Quote the whole listing word for word. Do not include the pictures.

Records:
## START

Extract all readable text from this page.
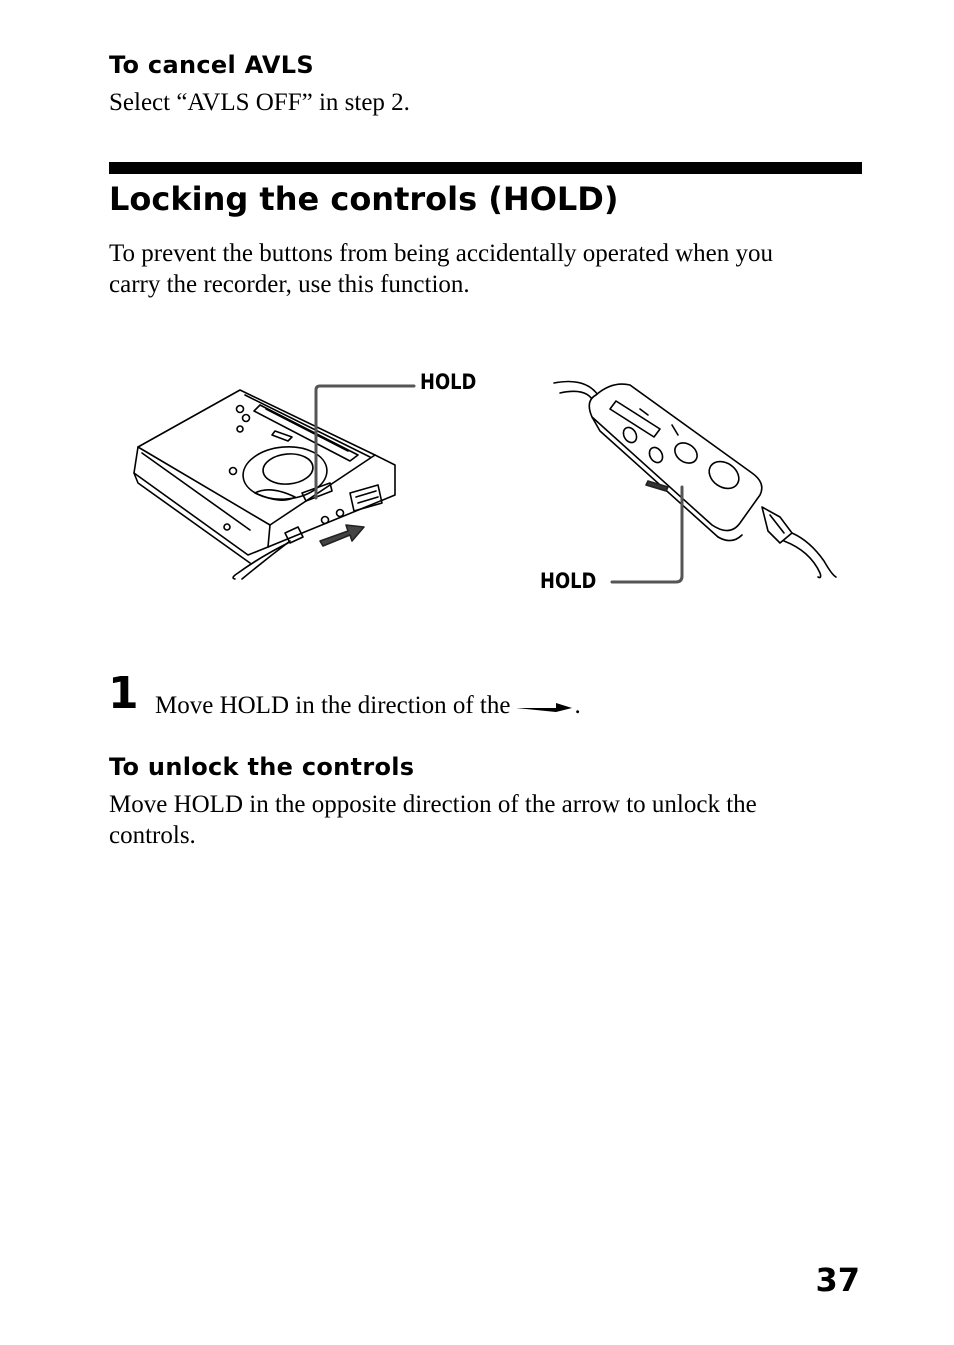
To cancel AVLS

Select “AVLS OFF” in step 2.

Locking the controls (HOLD)

To prevent the buttons from being accidentally operated when you

carry the recorder, use this function.

HOLD
HOLD
1 Move HOLD in the direction of the	.
To unlock the controls

Move HOLD in the opposite direction of the arrow to unlock the

controls.

37
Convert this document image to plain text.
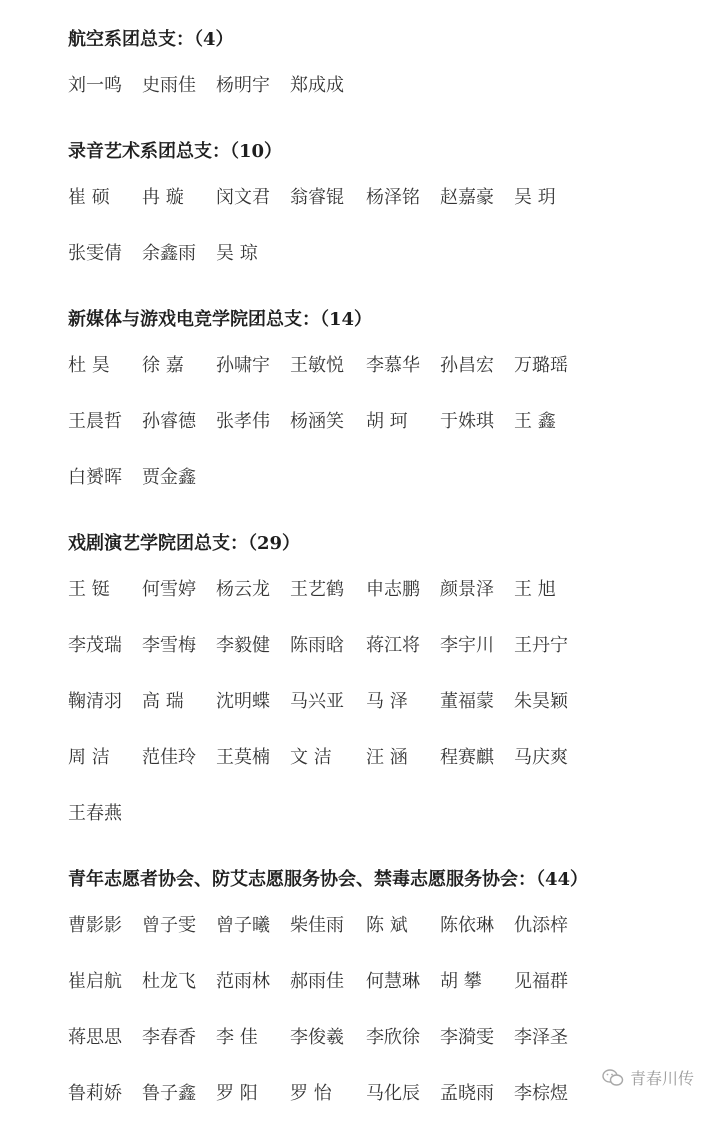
航空系团总支：（4）
刘一鸣 史雨佳 杨明宇 郑成成
录音艺术系团总支：（10）
崔 硕 冉 璇 闵文君 翁睿锟 杨泽铭 赵嘉豪 吴 玥
张雯倩 余鑫雨 吴 琼
新媒体与游戏电竞学院团总支：（14）
杜 昊 徐 嘉 孙啸宇 王敏悦 李慕华 孙昌宏 万璐瑶
王晨哲 孙睿德 张孝伟 杨涵笑 胡 珂 于姝琪 王 鑫
白赟晖 贾金鑫
戏剧演艺学院团总支：（29）
王 铤 何雪婷 杨云龙 王艺鹤 申志鹏 颜景泽 王 旭
李茂瑞 李雪梅 李毅健 陈雨晗 蒋江将 李宇川 王丹宁
鞠清羽 高 瑞 沈明蝶 马兴亚 马 泽 董福蒙 朱昊颖
周 洁 范佳玲 王莫楠 文 洁 汪 涵 程赛麒 马庆爽
王春燕
青年志愿者协会、防艾志愿服务协会、禁毒志愿服务协会：（44）
曹影影 曾子雯 曾子曦 柴佳雨 陈 斌 陈依琳 仇添梓
崔启航 杜龙飞 范雨林 郝雨佳 何慧琳 胡 攀 见福群
蒋思思 李春香 李 佳 李俊羲 李欣徐 李漪雯 李泽圣
鲁莉娇 鲁子鑫 罗 阳 罗 怡 马化辰 孟晓雨 李棕煜
青春川传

## END

SOLUTION TO THE EXERCISE:
Extract all readable text from this page.
To cancel AVLS

Select “AVLS OFF” in step 2.

Locking the controls (HOLD)

To prevent the buttons from being accidentally operated when you

carry the recorder, use this function.

HOLD
HOLD
1 Move HOLD in the direction of the	.
To unlock the controls

Move HOLD in the opposite direction of the arrow to unlock the

controls.

37
Convert this document image to plain text.
航空系团总支：（4）
刘一鸣 史雨佳 杨明宇 郑成成
录音艺术系团总支：（10）
崔 硕 冉 璇 闵文君 翁睿锟 杨泽铭 赵嘉豪 吴 玥
张雯倩 余鑫雨 吴 琼
新媒体与游戏电竞学院团总支：（14）
杜 昊 徐 嘉 孙啸宇 王敏悦 李慕华 孙昌宏 万璐瑶
王晨哲 孙睿德 张孝伟 杨涵笑 胡 珂 于姝琪 王 鑫
白赟晖 贾金鑫
戏剧演艺学院团总支：（29）
王 铤 何雪婷 杨云龙 王艺鹤 申志鹏 颜景泽 王 旭
李茂瑞 李雪梅 李毅健 陈雨晗 蒋江将 李宇川 王丹宁
鞠清羽 高 瑞 沈明蝶 马兴亚 马 泽 董福蒙 朱昊颖
周 洁 范佳玲 王莫楠 文 洁 汪 涵 程赛麒 马庆爽
王春燕
青年志愿者协会、防艾志愿服务协会、禁毒志愿服务协会：（44）
曹影影 曾子雯 曾子曦 柴佳雨 陈 斌 陈依琳 仇添梓
崔启航 杜龙飞 范雨林 郝雨佳 何慧琳 胡 攀 见福群
蒋思思 李春香 李 佳 李俊羲 李欣徐 李漪雯 李泽圣
鲁莉娇 鲁子鑫 罗 阳 罗 怡 马化辰 孟晓雨 李棕煜
青春川传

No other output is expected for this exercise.